* Exercise details
Find every line below that contains the word "iliac" and copy it out.

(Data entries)
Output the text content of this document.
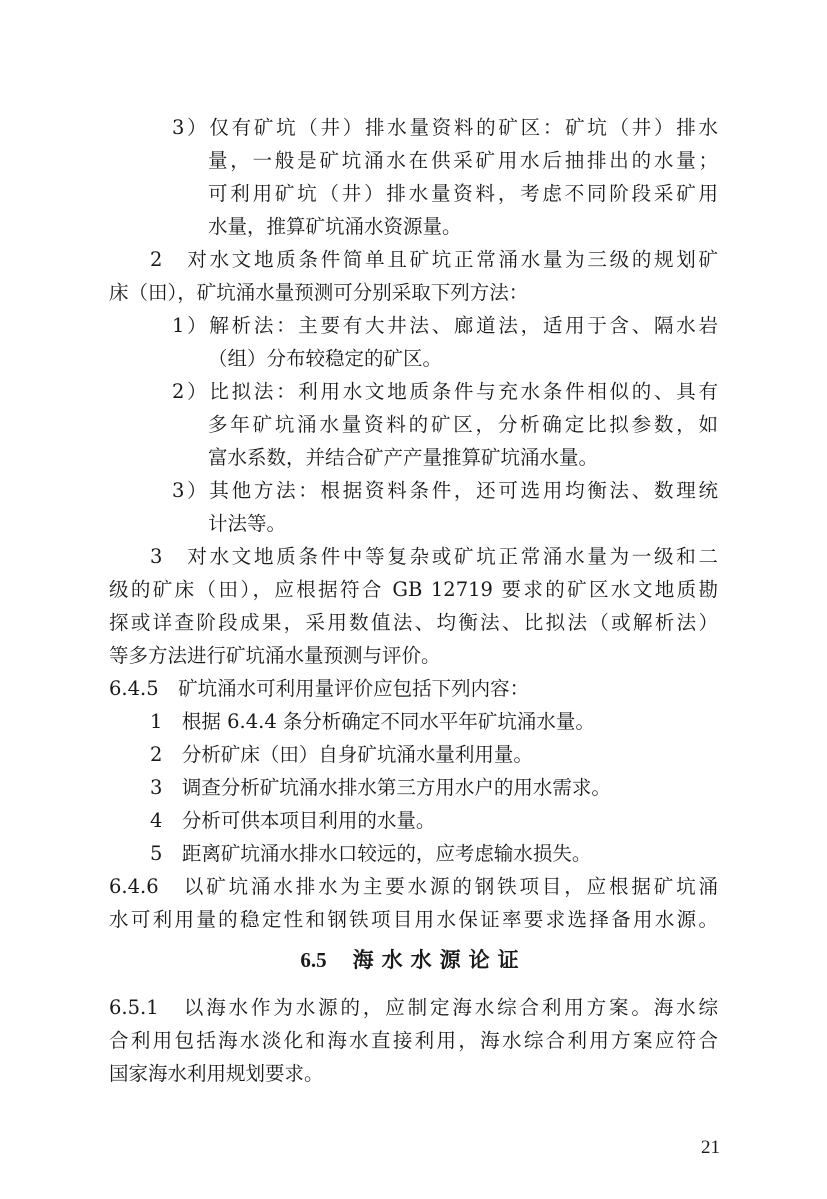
3）仅有矿坑（井）排水量资料的矿区：矿坑（井）排水

量，一般是矿坑涌水在供采矿用水后抽排出的水量；

可利用矿坑（井）排水量资料，考虑不同阶段采矿用

水量，推算矿坑涌水资源量。

2　对水文地质条件简单且矿坑正常涌水量为三级的规划矿

床（田），矿坑涌水量预测可分别采取下列方法：

1）解析法：主要有大井法、廊道法，适用于含、隔水岩

（组）分布较稳定的矿区。

2）比拟法：利用水文地质条件与充水条件相似的、具有

多年矿坑涌水量资料的矿区，分析确定比拟参数，如

富水系数，并结合矿产产量推算矿坑涌水量。

3）其他方法：根据资料条件，还可选用均衡法、数理统

计法等。

3　对水文地质条件中等复杂或矿坑正常涌水量为一级和二

级的矿床（田），应根据符合 GB 12719 要求的矿区水文地质勘

探或详查阶段成果，采用数值法、均衡法、比拟法（或解析法）

等多方法进行矿坑涌水量预测与评价。

6.4.5　矿坑涌水可利用量评价应包括下列内容：

1　根据 6.4.4 条分析确定不同水平年矿坑涌水量。

2　分析矿床（田）自身矿坑涌水量利用量。

3　调查分析矿坑涌水排水第三方用水户的用水需求。

4　分析可供本项目利用的水量。

5　距离矿坑涌水排水口较远的，应考虑输水损失。

6.4.6　以矿坑涌水排水为主要水源的钢铁项目，应根据矿坑涌

水可利用量的稳定性和钢铁项目用水保证率要求选择备用水源。

6.5 海水水源论证

6.5.1　以海水作为水源的，应制定海水综合利用方案。海水综

合利用包括海水淡化和海水直接利用，海水综合利用方案应符合

国家海水利用规划要求。

21
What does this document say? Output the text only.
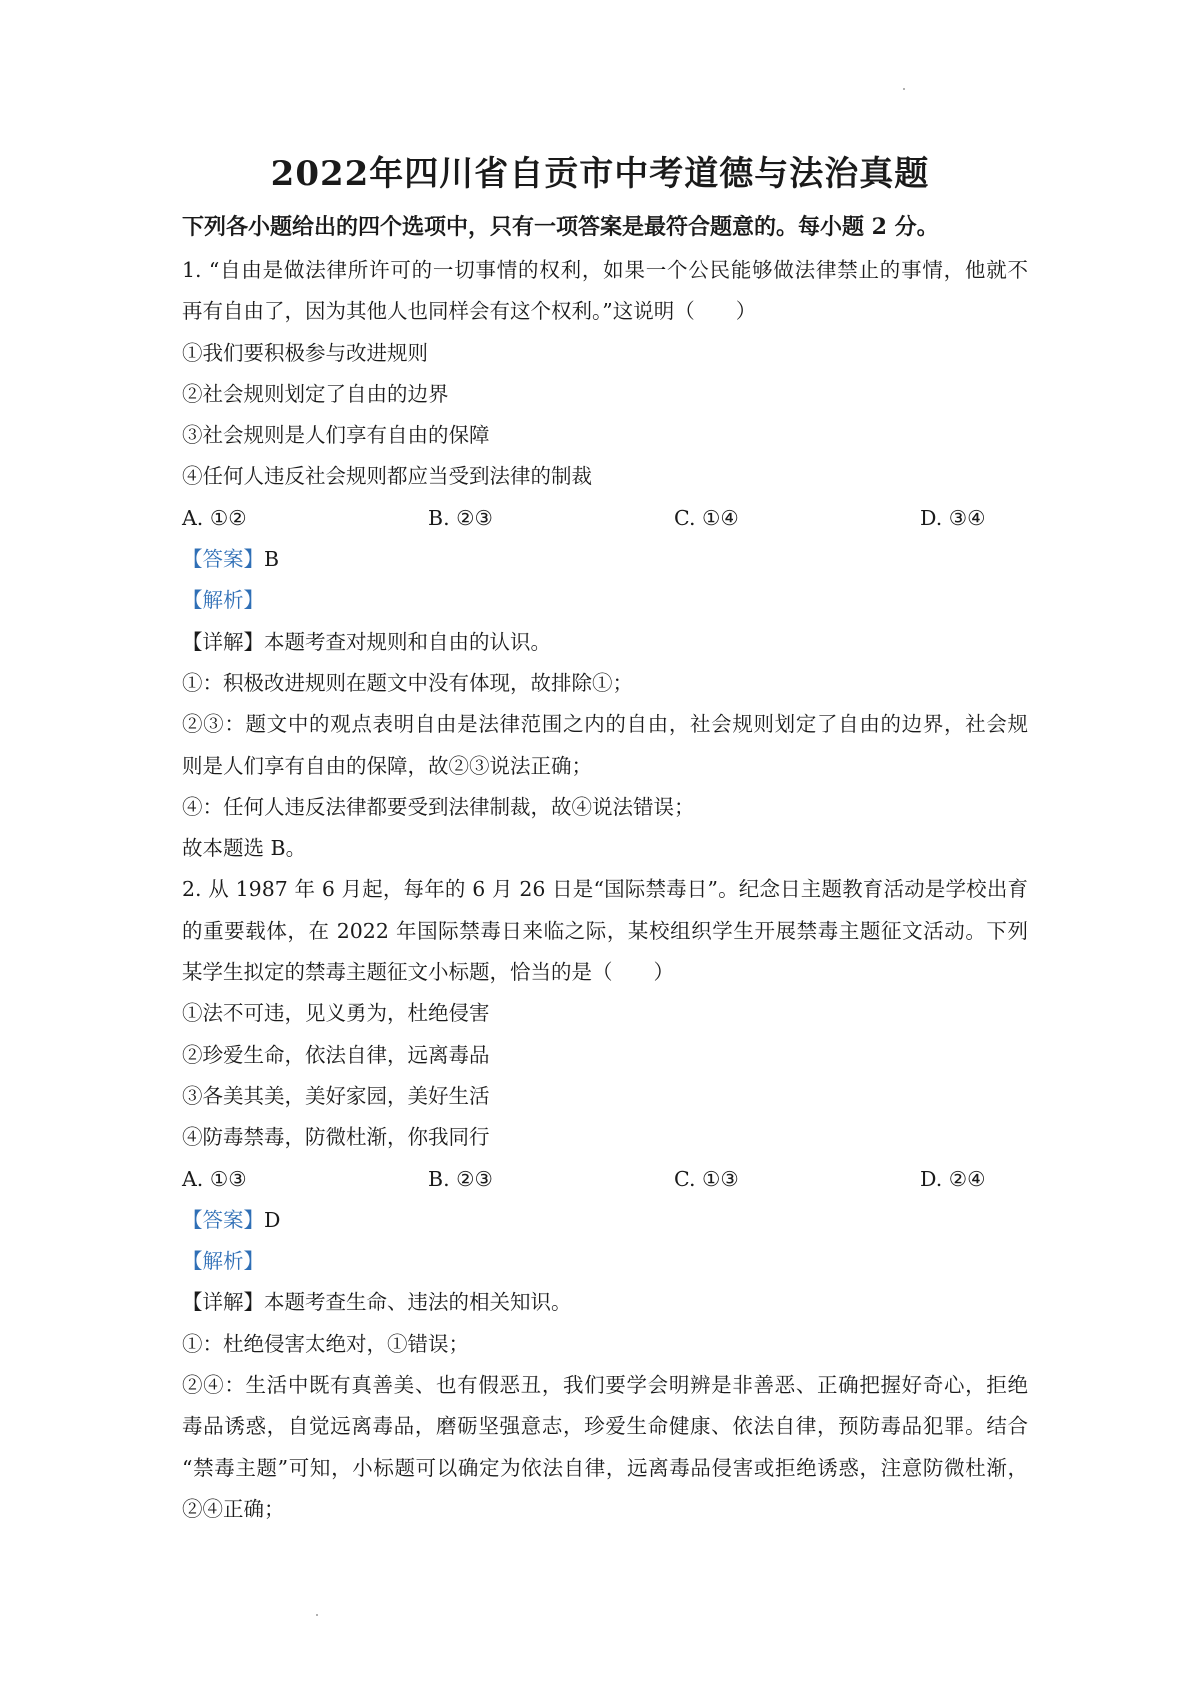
2022年四川省自贡市中考道德与法治真题
下列各小题给出的四个选项中，只有一项答案是最符合题意的。每小题 2 分。
1. “自由是做法律所许可的一切事情的权利，如果一个公民能够做法律禁止的事情，他就不
再有自由了，因为其他人也同样会有这个权利。”这说明（　　）
①我们要积极参与改进规则
②社会规则划定了自由的边界
③社会规则是人们享有自由的保障
④任何人违反社会规则都应当受到法律的制裁
A. ①②	B. ②③	C. ①④	D. ③④
【答案】B
【解析】
【详解】本题考查对规则和自由的认识。
①：积极改进规则在题文中没有体现，故排除①；
②③：题文中的观点表明自由是法律范围之内的自由，社会规则划定了自由的边界，社会规
则是人们享有自由的保障，故②③说法正确；
④：任何人违反法律都要受到法律制裁，故④说法错误；
故本题选 B。
2. 从 1987 年 6 月起，每年的 6 月 26 日是“国际禁毒日”。纪念日主题教育活动是学校出育
的重要载体，在 2022 年国际禁毒日来临之际，某校组织学生开展禁毒主题征文活动。下列
某学生拟定的禁毒主题征文小标题，恰当的是（　　）
①法不可违，见义勇为，杜绝侵害
②珍爱生命，依法自律，远离毒品
③各美其美，美好家园，美好生活
④防毒禁毒，防微杜渐，你我同行
A. ①③	B. ②③	C. ①③	D. ②④
【答案】D
【解析】
【详解】本题考查生命、违法的相关知识。
①：杜绝侵害太绝对，①错误；
②④：生活中既有真善美、也有假恶丑，我们要学会明辨是非善恶、正确把握好奇心，拒绝
毒品诱惑，自觉远离毒品，磨砺坚强意志，珍爱生命健康、依法自律，预防毒品犯罪。结合
“禁毒主题”可知，小标题可以确定为依法自律，远离毒品侵害或拒绝诱惑，注意防微杜渐，
②④正确；
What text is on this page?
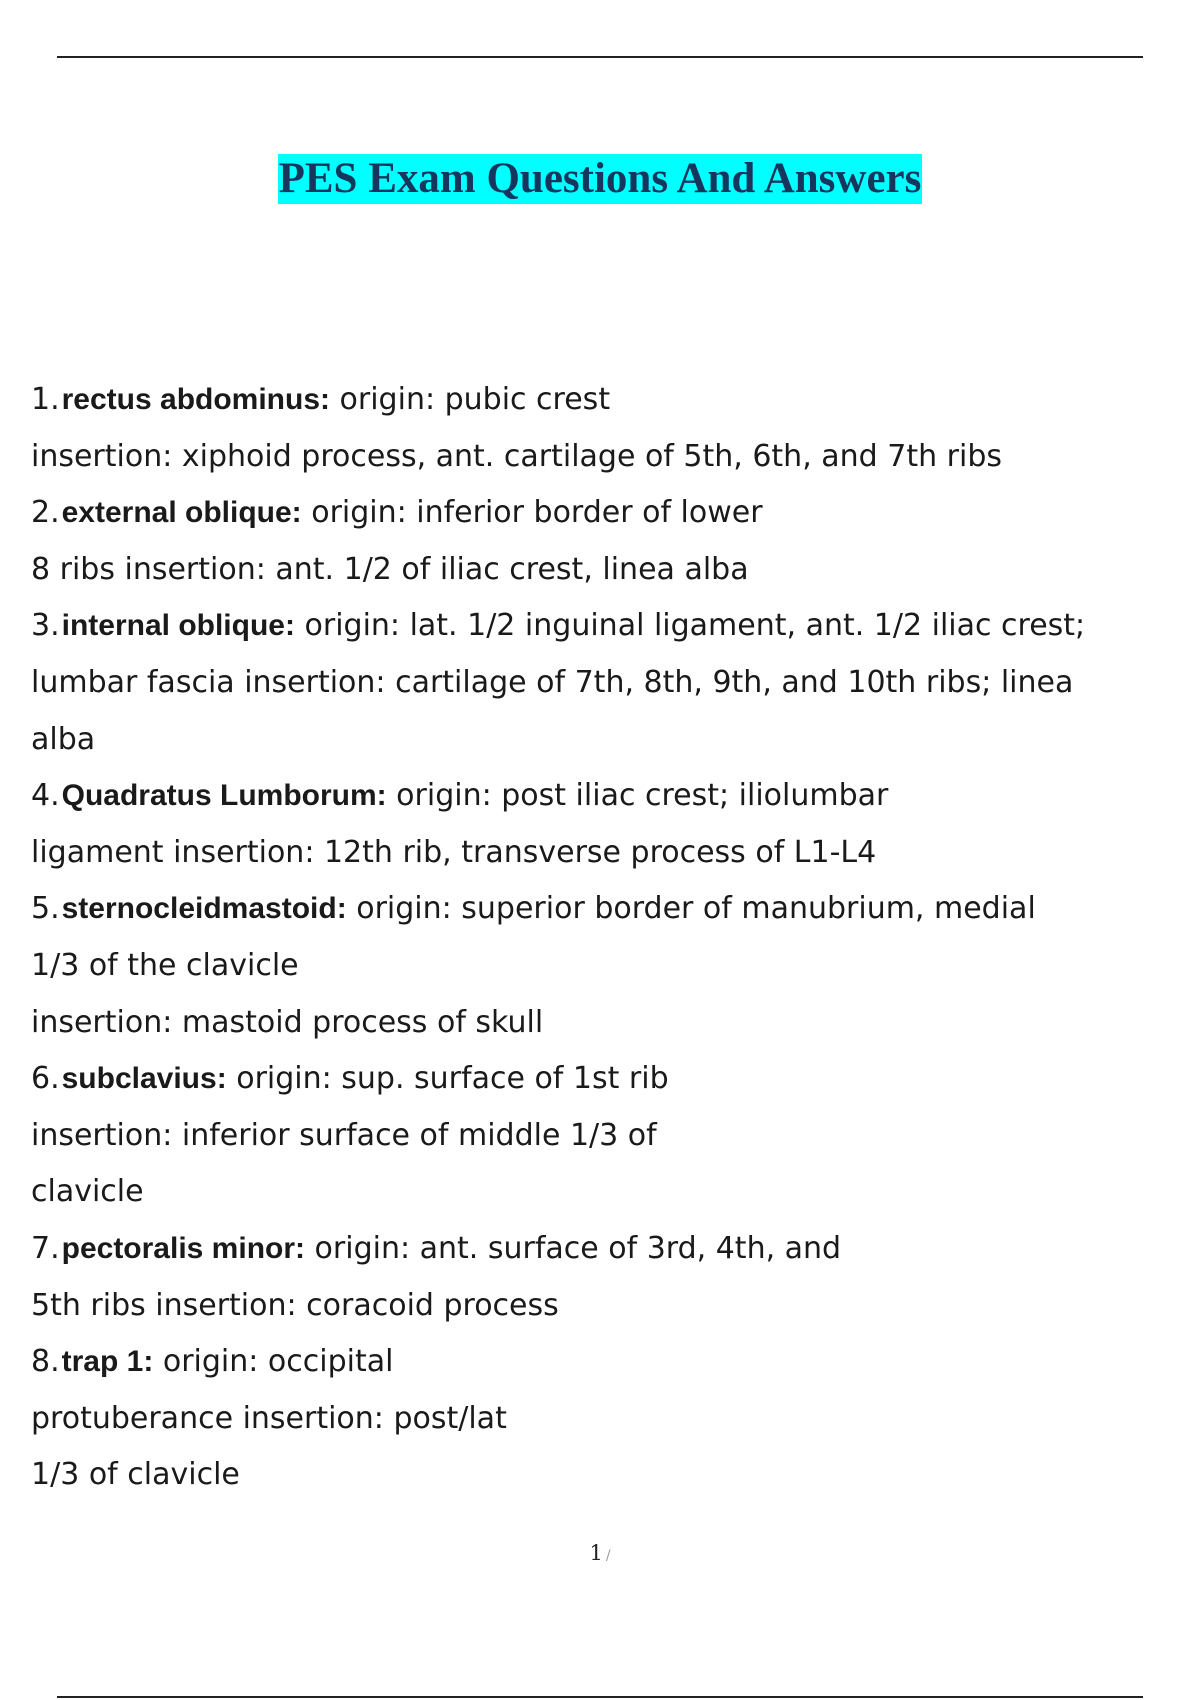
PES Exam Questions And Answers
1.rectus abdominus: origin: pubic crest
insertion: xiphoid process, ant. cartilage of 5th, 6th, and 7th ribs
2.external oblique: origin: inferior border of lower
8 ribs insertion: ant. 1/2 of iliac crest, linea alba
3.internal oblique: origin: lat. 1/2 inguinal ligament, ant. 1/2 iliac crest;
lumbar fascia insertion: cartilage of 7th, 8th, 9th, and 10th ribs; linea
alba
4.Quadratus Lumborum: origin: post iliac crest; iliolumbar
ligament insertion: 12th rib, transverse process of L1-L4
5.sternocleidmastoid: origin: superior border of manubrium, medial
1/3 of the clavicle
insertion: mastoid process of skull
6.subclavius: origin: sup. surface of 1st rib
insertion: inferior surface of middle 1/3 of
clavicle
7.pectoralis minor: origin: ant. surface of 3rd, 4th, and
5th ribs insertion: coracoid process
8.trap 1: origin: occipital
protuberance insertion: post/lat
1/3 of clavicle
1 /
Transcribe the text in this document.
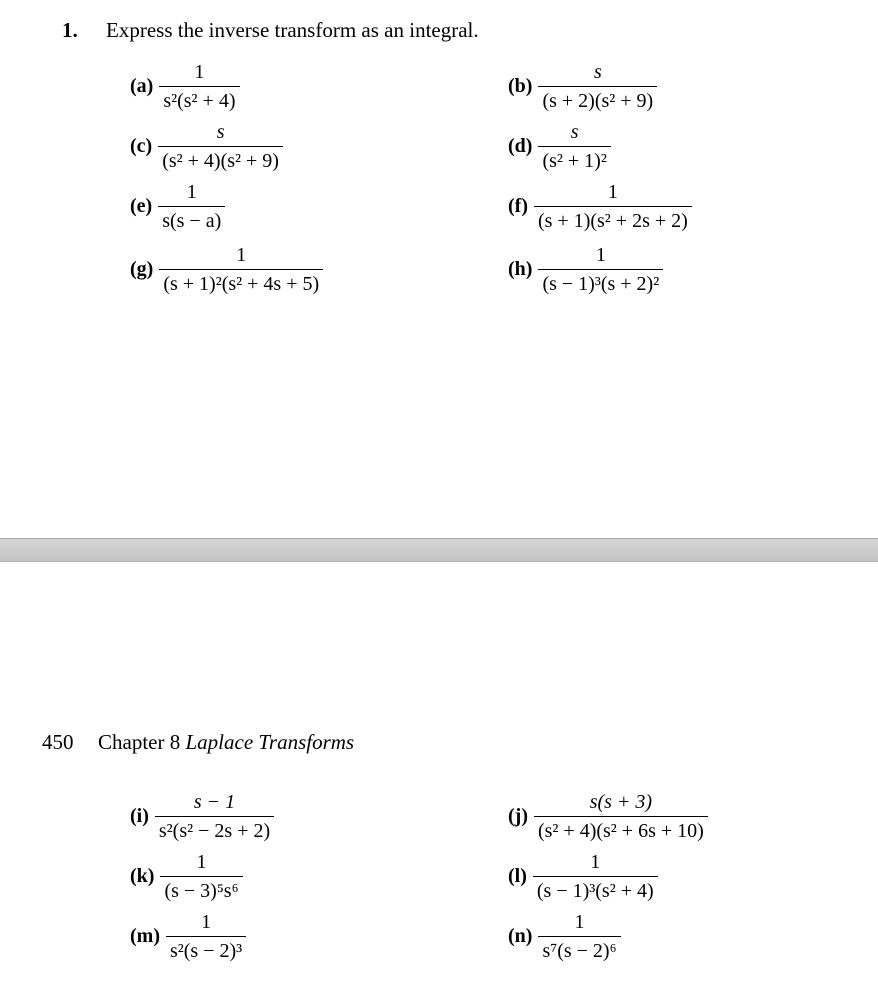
1. Express the inverse transform as an integral.
$(a) \frac{1}{\text{s²(s² + 4)}}$	$(b) \frac{s}{\text{(s + 2)(s² + 9)}}$
$(c) \frac{s}{\text{(s² + 4)(s² + 9)}}$	$(d) \frac{s}{\text{(s² + 1)²}}$
$(e) \frac{1}{s(s - a)}$	$(f) \frac{1}{\text{(s + 1)(s² + 2s + 2)}}$
$(g) \frac{1}{\text{(s + 1)²(s² + 4s + 5)}}$	$(h) \frac{1}{\text{(s − 1)³(s + 2)²}}$
450 Chapter 8 Laplace Transforms
$(i) \frac{s - 1}{\text{s²(s² − 2s + 2)}}$	$(j) \frac{s(s + 3)}{\text{(s² + 4)(s² + 6s + 10)}}$
$(k) \frac{1}{\text{(s − 3)⁵s⁶}}$	$(l) \frac{1}{\text{(s − 1)³(s² + 4)}}$
$(m) \frac{1}{\text{s²(s − 2)³}}$	$(n) \frac{1}{\text{s⁷(s − 2)⁶}}$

* Final result
8 ribs insertion: ant. 1/2 of iliac crest, linea alba
3.internal oblique: origin: lat. 1/2 inguinal ligament, ant. 1/2 iliac crest;
4.Quadratus Lumborum: origin: post iliac crest; iliolumbar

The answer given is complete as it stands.